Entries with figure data
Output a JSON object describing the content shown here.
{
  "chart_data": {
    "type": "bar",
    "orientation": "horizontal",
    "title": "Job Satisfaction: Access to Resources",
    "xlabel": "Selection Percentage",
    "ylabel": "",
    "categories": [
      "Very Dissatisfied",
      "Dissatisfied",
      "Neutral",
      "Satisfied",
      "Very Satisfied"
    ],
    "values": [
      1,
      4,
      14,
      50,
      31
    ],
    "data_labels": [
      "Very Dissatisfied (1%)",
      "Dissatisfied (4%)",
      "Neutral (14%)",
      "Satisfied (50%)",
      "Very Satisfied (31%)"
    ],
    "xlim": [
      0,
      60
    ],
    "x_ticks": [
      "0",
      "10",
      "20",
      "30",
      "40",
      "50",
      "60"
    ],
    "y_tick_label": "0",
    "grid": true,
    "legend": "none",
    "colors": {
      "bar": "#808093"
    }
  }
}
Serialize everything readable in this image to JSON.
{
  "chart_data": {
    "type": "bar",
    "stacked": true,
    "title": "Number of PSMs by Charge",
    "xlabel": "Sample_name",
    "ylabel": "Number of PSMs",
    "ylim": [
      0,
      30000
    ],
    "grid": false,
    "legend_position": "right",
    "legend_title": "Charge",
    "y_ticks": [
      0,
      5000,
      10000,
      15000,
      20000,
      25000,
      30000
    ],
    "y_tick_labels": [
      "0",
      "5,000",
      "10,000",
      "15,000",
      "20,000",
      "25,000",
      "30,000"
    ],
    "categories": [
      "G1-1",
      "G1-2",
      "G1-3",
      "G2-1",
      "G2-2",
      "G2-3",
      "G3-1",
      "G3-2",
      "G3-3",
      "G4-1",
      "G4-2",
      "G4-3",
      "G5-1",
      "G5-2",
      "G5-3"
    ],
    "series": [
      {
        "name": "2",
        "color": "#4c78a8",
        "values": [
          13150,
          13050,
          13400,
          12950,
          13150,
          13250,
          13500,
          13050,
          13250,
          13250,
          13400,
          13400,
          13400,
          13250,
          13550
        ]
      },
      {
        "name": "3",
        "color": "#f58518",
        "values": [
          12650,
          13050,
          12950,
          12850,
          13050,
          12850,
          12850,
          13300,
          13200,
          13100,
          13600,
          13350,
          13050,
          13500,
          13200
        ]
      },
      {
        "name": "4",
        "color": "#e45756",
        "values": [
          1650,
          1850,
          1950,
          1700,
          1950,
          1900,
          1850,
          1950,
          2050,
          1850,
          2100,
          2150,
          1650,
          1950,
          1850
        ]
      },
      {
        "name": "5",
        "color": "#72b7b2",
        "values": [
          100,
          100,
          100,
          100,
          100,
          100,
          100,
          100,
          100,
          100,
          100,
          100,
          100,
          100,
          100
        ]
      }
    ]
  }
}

• [WHAT TO WORK ON] Every record should be given again exactly.

• [SOLUTION TO THIS EXERCISE]
Output a JSON object describing the content shown here.
{
  "chart_data": {
    "type": "bar",
    "orientation": "horizontal",
    "title": "Job Satisfaction: Access to Resources",
    "xlabel": "Selection Percentage",
    "ylabel": "",
    "categories": [
      "Very Dissatisfied",
      "Dissatisfied",
      "Neutral",
      "Satisfied",
      "Very Satisfied"
    ],
    "values": [
      1,
      4,
      14,
      50,
      31
    ],
    "data_labels": [
      "Very Dissatisfied (1%)",
      "Dissatisfied (4%)",
      "Neutral (14%)",
      "Satisfied (50%)",
      "Very Satisfied (31%)"
    ],
    "xlim": [
      0,
      60
    ],
    "x_ticks": [
      "0",
      "10",
      "20",
      "30",
      "40",
      "50",
      "60"
    ],
    "y_tick_label": "0",
    "grid": true,
    "legend": "none",
    "colors": {
      "bar": "#808093"
    }
  }
}
Serialize everything readable in this image to JSON.
{
  "chart_data": {
    "type": "bar",
    "stacked": true,
    "title": "Number of PSMs by Charge",
    "xlabel": "Sample_name",
    "ylabel": "Number of PSMs",
    "ylim": [
      0,
      30000
    ],
    "grid": false,
    "legend_position": "right",
    "legend_title": "Charge",
    "y_ticks": [
      0,
      5000,
      10000,
      15000,
      20000,
      25000,
      30000
    ],
    "y_tick_labels": [
      "0",
      "5,000",
      "10,000",
      "15,000",
      "20,000",
      "25,000",
      "30,000"
    ],
    "categories": [
      "G1-1",
      "G1-2",
      "G1-3",
      "G2-1",
      "G2-2",
      "G2-3",
      "G3-1",
      "G3-2",
      "G3-3",
      "G4-1",
      "G4-2",
      "G4-3",
      "G5-1",
      "G5-2",
      "G5-3"
    ],
    "series": [
      {
        "name": "2",
        "color": "#4c78a8",
        "values": [
          13150,
          13050,
          13400,
          12950,
          13150,
          13250,
          13500,
          13050,
          13250,
          13250,
          13400,
          13400,
          13400,
          13250,
          13550
        ]
      },
      {
        "name": "3",
        "color": "#f58518",
        "values": [
          12650,
          13050,
          12950,
          12850,
          13050,
          12850,
          12850,
          13300,
          13200,
          13100,
          13600,
          13350,
          13050,
          13500,
          13200
        ]
      },
      {
        "name": "4",
        "color": "#e45756",
        "values": [
          1650,
          1850,
          1950,
          1700,
          1950,
          1900,
          1850,
          1950,
          2050,
          1850,
          2100,
          2150,
          1650,
          1950,
          1850
        ]
      },
      {
        "name": "5",
        "color": "#72b7b2",
        "values": [
          100,
          100,
          100,
          100,
          100,
          100,
          100,
          100,
          100,
          100,
          100,
          100,
          100,
          100,
          100
        ]
      }
    ]
  }
}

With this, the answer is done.